## Task objective
Rewrite the records from the line with "1002, 1886, 1043]" up to and including the line with "80, 280, 116]", putting "edit-bp-link" in place of "edit-blueprint-link" and changing nothing else. Give only those lines.

## Supplied material
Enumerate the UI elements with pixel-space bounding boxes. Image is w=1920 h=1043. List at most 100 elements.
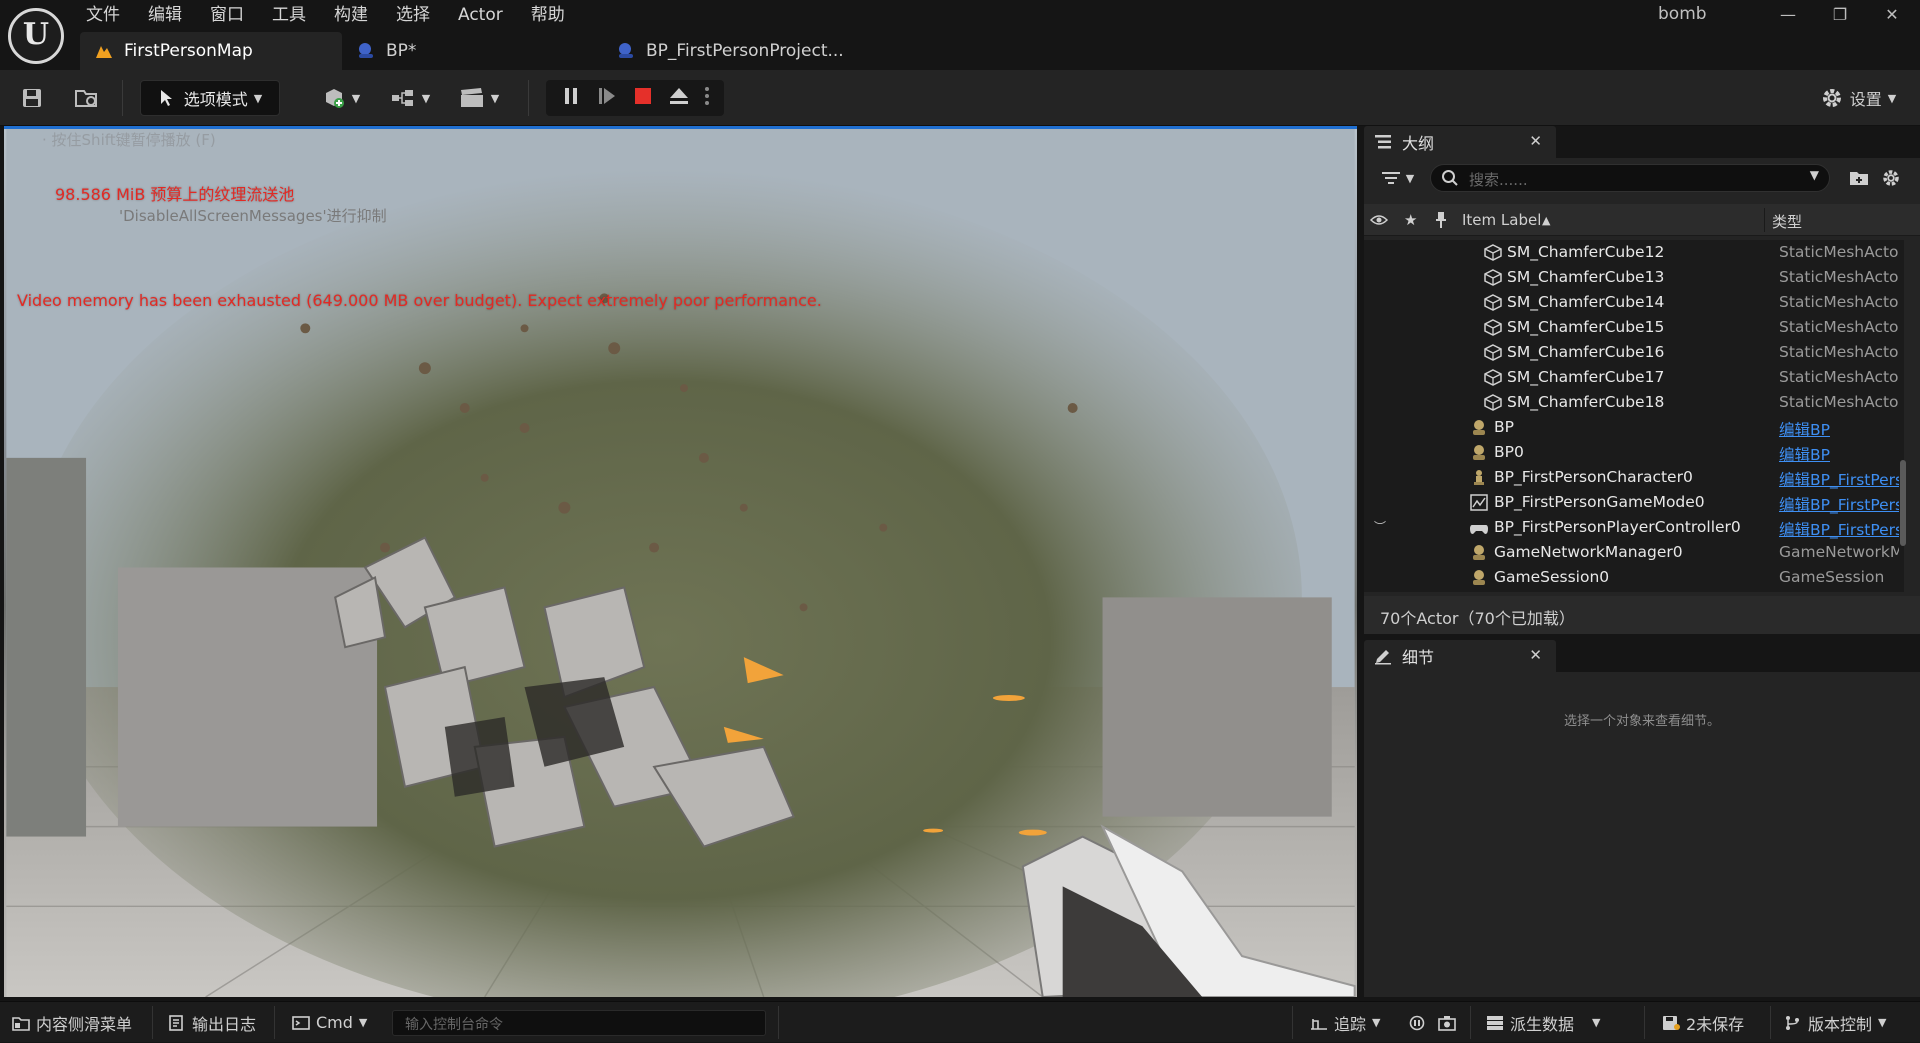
source-control-button[interactable]: 版本控制 ▼	[1784, 1002, 1886, 1043]
settings-button[interactable]: 设置 ▼	[1810, 80, 1906, 116]
chevron-down-icon: ▼	[253, 91, 263, 105]
tab-details[interactable]: 细节 ✕	[1364, 640, 1556, 672]
static-mesh-icon	[1484, 369, 1502, 386]
outliner-row[interactable]: GameNetworkManager0 GameNetworkManager	[1364, 540, 1904, 565]
edit-blueprint-link[interactable]: 编辑BP_FirstPersonPlayerController	[1779, 518, 1899, 540]
outliner-settings-button[interactable]	[1878, 164, 1904, 192]
edit-blueprint-link[interactable]: 编辑BP	[1779, 443, 1899, 465]
mode-label: 选项模式	[183, 90, 248, 109]
level-icon	[94, 42, 114, 60]
cmd-dropdown[interactable]: Cmd ▼	[292, 1002, 367, 1043]
selection-mode-dropdown[interactable]: 选项模式 ▼	[140, 80, 280, 116]
outliner-row[interactable]: ︶ BP_FirstPersonPlayerController0 编辑BP_Fir…	[1364, 515, 1904, 540]
chevron-down-icon: ▼	[1878, 1016, 1887, 1029]
edit-blueprint-link[interactable]: 编辑BP_FirstPersonCharacter	[1779, 468, 1899, 490]
star-icon[interactable]: ★	[1404, 211, 1417, 229]
edit-blueprint-link[interactable]: 编辑BP_FirstPersonGameMode	[1779, 493, 1899, 515]
outliner-row[interactable]: SM_ChamferCube13 StaticMeshActor	[1364, 265, 1904, 290]
outliner-row[interactable]: SM_ChamferCube17 StaticMeshActor	[1364, 365, 1904, 390]
pause-button[interactable]	[553, 86, 589, 110]
row-label: GameNetworkManager0	[1494, 543, 1683, 561]
static-mesh-icon	[1484, 244, 1502, 261]
outliner-footer: 70个Actor（70个已加载）	[1364, 596, 1920, 634]
tab-bp-firstpersonproject[interactable]: BP_FirstPersonProject...	[602, 32, 862, 70]
menu-actor[interactable]: Actor	[444, 0, 517, 30]
outliner-row[interactable]: SM_ChamferCube15 StaticMeshActor	[1364, 315, 1904, 340]
outliner-row[interactable]: SM_ChamferCube12 StaticMeshActor	[1364, 240, 1904, 265]
menu-tools[interactable]: 工具	[258, 0, 320, 30]
menu-window[interactable]: 窗口	[196, 0, 258, 30]
outliner-search-input[interactable]: 搜索...... ▼	[1430, 164, 1830, 192]
cinematics-button[interactable]: ▼	[454, 80, 504, 116]
minimize-button[interactable]: —	[1766, 2, 1810, 28]
close-icon[interactable]: ✕	[1529, 132, 1542, 150]
add-actor-button[interactable]: ▼	[318, 80, 364, 116]
browse-content-button[interactable]	[70, 80, 104, 116]
play-options-button[interactable]	[697, 86, 717, 110]
tab-bp[interactable]: BP*	[342, 32, 602, 70]
level-viewport[interactable]: · 按住Shift键暂停播放 (F) 98.586 MiB 预算上的纹理流送池 …	[4, 126, 1357, 997]
close-window-button[interactable]: ✕	[1870, 2, 1914, 28]
menu-edit[interactable]: 编辑	[134, 0, 196, 30]
stop-button[interactable]	[625, 87, 661, 109]
outliner-row[interactable]: SM_ChamferCube16 StaticMeshActor	[1364, 340, 1904, 365]
details-panel: 细节 ✕ 选择一个对象来查看细节。	[1364, 640, 1920, 997]
filter-button[interactable]: ▼	[1378, 164, 1418, 192]
unsaved-button[interactable]: 2未保存	[1662, 1002, 1744, 1043]
search-icon	[1442, 170, 1458, 186]
chevron-down-icon[interactable]: ▼	[1810, 168, 1819, 182]
menu-build[interactable]: 构建	[320, 0, 382, 30]
gear-icon	[1822, 89, 1841, 107]
camera-bookmark-button[interactable]	[1438, 1002, 1462, 1043]
blueprints-button[interactable]: ▼	[386, 80, 434, 116]
unreal-logo-icon[interactable]: U	[8, 8, 64, 64]
step-forward-icon	[599, 88, 615, 104]
chevron-down-icon: ▼	[358, 1016, 368, 1029]
outliner-row[interactable]: SM_ChamferCube18 StaticMeshActor	[1364, 390, 1904, 415]
video-memory-warning: Video memory has been exhausted (649.000…	[17, 291, 822, 310]
menu-help[interactable]: 帮助	[517, 0, 579, 30]
console-command-input[interactable]: 输入控制台命令	[392, 1010, 766, 1036]
actor-icon	[1470, 444, 1488, 461]
actor-icon	[1470, 419, 1488, 436]
outliner-search-row: ▼ 搜索...... ▼	[1364, 158, 1920, 198]
outliner-row[interactable]: SM_ChamferCube14 StaticMeshActor	[1364, 290, 1904, 315]
close-icon[interactable]: ✕	[1529, 646, 1542, 664]
row-label: SM_ChamferCube14	[1507, 293, 1665, 311]
row-type: StaticMeshActor	[1779, 318, 1899, 336]
restore-button[interactable]: ❐	[1818, 2, 1862, 28]
row-label: BP0	[1494, 443, 1524, 461]
output-log-button[interactable]: 输出日志	[168, 1002, 256, 1043]
column-item-label[interactable]: Item Label	[1462, 211, 1541, 229]
blueprint-icon	[616, 42, 636, 60]
stop-icon	[635, 88, 651, 104]
outliner-row[interactable]: GameSession0 GameSession	[1364, 565, 1904, 590]
trace-button[interactable]: 追踪 ▼	[1310, 1002, 1380, 1043]
outliner-scrollbar[interactable]	[1900, 460, 1906, 546]
eject-button[interactable]	[661, 86, 697, 110]
outliner-row[interactable]: BP_FirstPersonGameMode0 编辑BP_FirstPersonG…	[1364, 490, 1904, 515]
details-title: 细节	[1402, 648, 1435, 667]
outliner-row[interactable]: BP0 编辑BP	[1364, 440, 1904, 465]
visibility-eye-icon[interactable]	[1370, 213, 1388, 227]
new-folder-button[interactable]	[1846, 164, 1872, 192]
column-type[interactable]: 类型	[1772, 211, 1802, 232]
tab-outliner[interactable]: 大纲 ✕	[1364, 126, 1556, 158]
live-coding-button[interactable]	[1408, 1002, 1432, 1043]
derived-data-button[interactable]: 派生数据 ▼	[1486, 1002, 1600, 1043]
menu-file[interactable]: 文件	[72, 0, 134, 30]
advance-frame-button[interactable]	[589, 86, 625, 110]
pin-icon[interactable]	[1434, 211, 1448, 229]
chevron-down-icon: ▼	[421, 91, 431, 105]
content-drawer-button[interactable]: 内容侧滑菜单	[12, 1002, 132, 1043]
disable-messages-hint: 'DisableAllScreenMessages'进行抑制	[119, 207, 387, 225]
outliner-row[interactable]: BP_FirstPersonCharacter0 编辑BP_FirstPerson…	[1364, 465, 1904, 490]
main-toolbar: 选项模式 ▼ ▼ ▼ ▼ 设置 ▼	[0, 70, 1920, 126]
save-button[interactable]	[16, 80, 48, 116]
tab-firstpersonmap[interactable]: FirstPersonMap	[80, 32, 342, 70]
outliner-row[interactable]: BP 编辑BP	[1364, 415, 1904, 440]
menu-select[interactable]: 选择	[382, 0, 444, 30]
visibility-hidden-icon[interactable]: ︶	[1374, 518, 1394, 535]
edit-blueprint-link[interactable]: 编辑BP	[1779, 418, 1899, 440]
source-control-label: 版本控制	[1808, 1014, 1873, 1034]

## Solution to the exercise
source-control-button[interactable]: 版本控制 ▼	[1784, 1002, 1886, 1043]
settings-button[interactable]: 设置 ▼	[1810, 80, 1906, 116]
chevron-down-icon: ▼	[253, 91, 263, 105]
tab-details[interactable]: 细节 ✕	[1364, 640, 1556, 672]
static-mesh-icon	[1484, 369, 1502, 386]
outliner-row[interactable]: GameNetworkManager0 GameNetworkManager	[1364, 540, 1904, 565]
edit-bp-link[interactable]: 编辑BP_FirstPersonPlayerController	[1779, 518, 1899, 540]
outliner-settings-button[interactable]	[1878, 164, 1904, 192]
edit-bp-link[interactable]: 编辑BP	[1779, 443, 1899, 465]
mode-label: 选项模式	[183, 90, 248, 109]
level-icon	[94, 42, 114, 60]
cmd-dropdown[interactable]: Cmd ▼	[292, 1002, 367, 1043]
selection-mode-dropdown[interactable]: 选项模式 ▼	[140, 80, 280, 116]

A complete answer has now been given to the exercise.